- INFORMATION SUPPLIED:
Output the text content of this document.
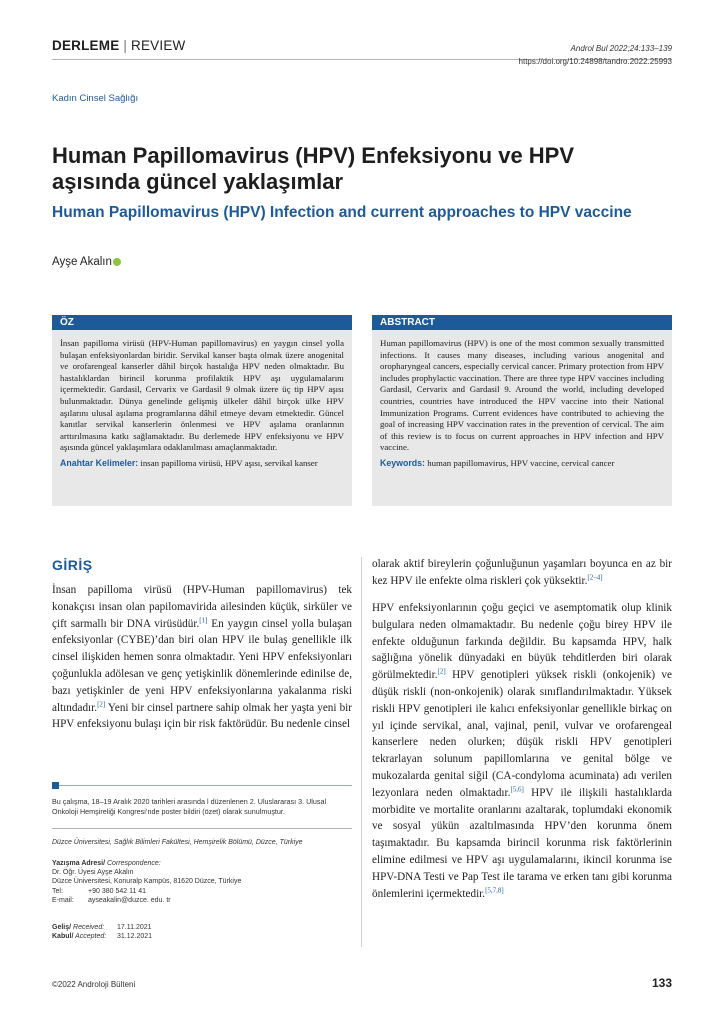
DERLEME | REVIEW	Androl Bul 2022;24:133–139
https://doi.org/10.24898/tandro.2022.25993
Kadın Cinsel Sağlığı
Human Papillomavirus (HPV) Enfeksiyonu ve HPV aşısında güncel yaklaşımlar
Human Papillomavirus (HPV) Infection and current approaches to HPV vaccine
Ayşe Akalın
ÖZ
İnsan papilloma virüsü (HPV-Human papillomavirus) en yaygın cinsel yolla bulaşan enfeksiyonlardan biridir. Servikal kanser başta olmak üzere anogenital ve orofarengeal kanserler dâhil birçok hastalığa HPV neden olmaktadır. Bu hastalıklardan birincil korunma profilaktik HPV aşı uygulamalarını içermektedir. Gardasil, Cervarix ve Gardasil 9 olmak üzere üç tip HPV aşısı bulunmaktadır. Dünya genelinde gelişmiş ülkeler dâhil birçok ülke HPV aşılarını ulusal aşılama programlarına dâhil etmeye devam etmektedir. Güncel kanıtlar servikal kanserlerin önlenmesi ve HPV aşılama oranlarının arttırılmasına katkı sağlamaktadır. Bu derlemede HPV enfeksiyonu ve HPV aşısında güncel yaklaşımlara odaklanılması amaçlanmaktadır.
Anahtar Kelimeler: insan papilloma virüsü, HPV aşısı, servikal kanser
ABSTRACT
Human papillomavirus (HPV) is one of the most common sexually transmitted infections. It causes many diseases, including various anogenital and oropharyngeal cancers, especially cervical cancer. Primary protection from HPV includes prophylactic vaccination. There are three type HPV vaccines including Gardasil, Cervarix and Gardasil 9. Around the world, including developed countries, countries have introduced the HPV vaccine into their National Immunization Programs. Current evidences have contributed to achieving the goal of increasing HPV vaccination rates in the prevention of cervical. The aim of this review is to focus on current approaches in HPV infection and HPV vaccine.
Keywords: human papillomavirus, HPV vaccine, cervical cancer
GİRİŞ
İnsan papilloma virüsü (HPV-Human papillomavirus) tek konakçısı insan olan papilomavirida ailesinden küçük, sirküler ve çift sarmallı bir DNA virüsüdür.[1] En yaygın cinsel yolla bulaşan enfeksiyonlar (CYBE)’dan biri olan HPV ile bulaş genellikle ilk cinsel ilişkiden hemen sonra olmaktadır. Yeni HPV enfeksiyonları çoğunlukla adölesan ve genç yetişkinlik dönemlerinde edinilse de, bazı yetişkinler de yeni HPV enfeksiyonlarına yakalanma riski altındadır.[2] Yeni bir cinsel partnere sahip olmak her yaşta yeni bir HPV enfeksiyonu bulaşı için bir risk faktörüdür. Bu nedenle cinsel
olarak aktif bireylerin çoğunluğunun yaşamları boyunca en az bir kez HPV ile enfekte olma riskleri çok yüksektir.[2–4]
HPV enfeksiyonlarının çoğu geçici ve asemptomatik olup klinik bulgulara neden olmamaktadır. Bu nedenle çoğu birey HPV ile enfekte olduğunun farkında değildir. Bu kapsamda HPV, halk sağlığına yönelik dünyadaki en büyük tehditlerden biri olarak görülmektedir.[2] HPV genotipleri yüksek riskli (onkojenik) ve düşük riskli (non-onkojenik) olarak sınıflandırılmaktadır. Yüksek riskli HPV genotipleri ile kalıcı enfeksiyonlar genellikle birkaç on yıl içinde servikal, anal, vajinal, penil, vulvar ve orofarengeal kanserlere neden olurken; düşük riskli HPV genotipleri tekrarlayan solunum papillomlarına ve genital bölge ve mukozalarda genital siğil (CA-condyloma acuminata) adı verilen lezyonlara neden olmaktadır.[5,6] HPV ile ilişkili hastalıklarda morbidite ve mortalite oranlarını azaltarak, toplumdaki ekonomik ve sosyal yükün azaltılmasında HPV’den korunma önem taşımaktadır. Bu kapsamda birincil korunma risk faktörlerinin elimine edilmesi ve HPV aşı uygulamalarını, ikincil korunma ise HPV-DNA Testi ve Pap Test ile tarama ve erken tanı gibi korunma önlemlerini içermektedir.[5,7,8]
Bu çalışma, 18–19 Aralık 2020 tarihleri arasında l düzenlenen 2. Uluslararası 3. Ulusal Onkoloji Hemşireliği Kongresi’nde poster bildiri (özet) olarak sunulmuştur.
Düzce Üniversitesi, Sağlık Bilimleri Fakültesi, Hemşirelik Bölümü, Düzce, Türkiye
Yazışma Adresi/ Correspondence:
Dr. Öğr. Üyesi Ayşe Akalın
Düzce Üniversitesi, Konuralp Kampüs, 81620 Düzce, Türkiye
Tel:	+90 380 542 11 41
E-mail:	ayseakalin@duzce. edu. tr
Geliş/ Received:	17.11.2021
Kabul/ Accepted:	31.12.2021
©2022 Androloji Bülteni	133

- BRIEF:
Pick every line containing the word "Ayşe" out of the material, and copy those lines.

- RESPONSE:
Ayşe Akalın
Dr. Öğr. Üyesi Ayşe Akalın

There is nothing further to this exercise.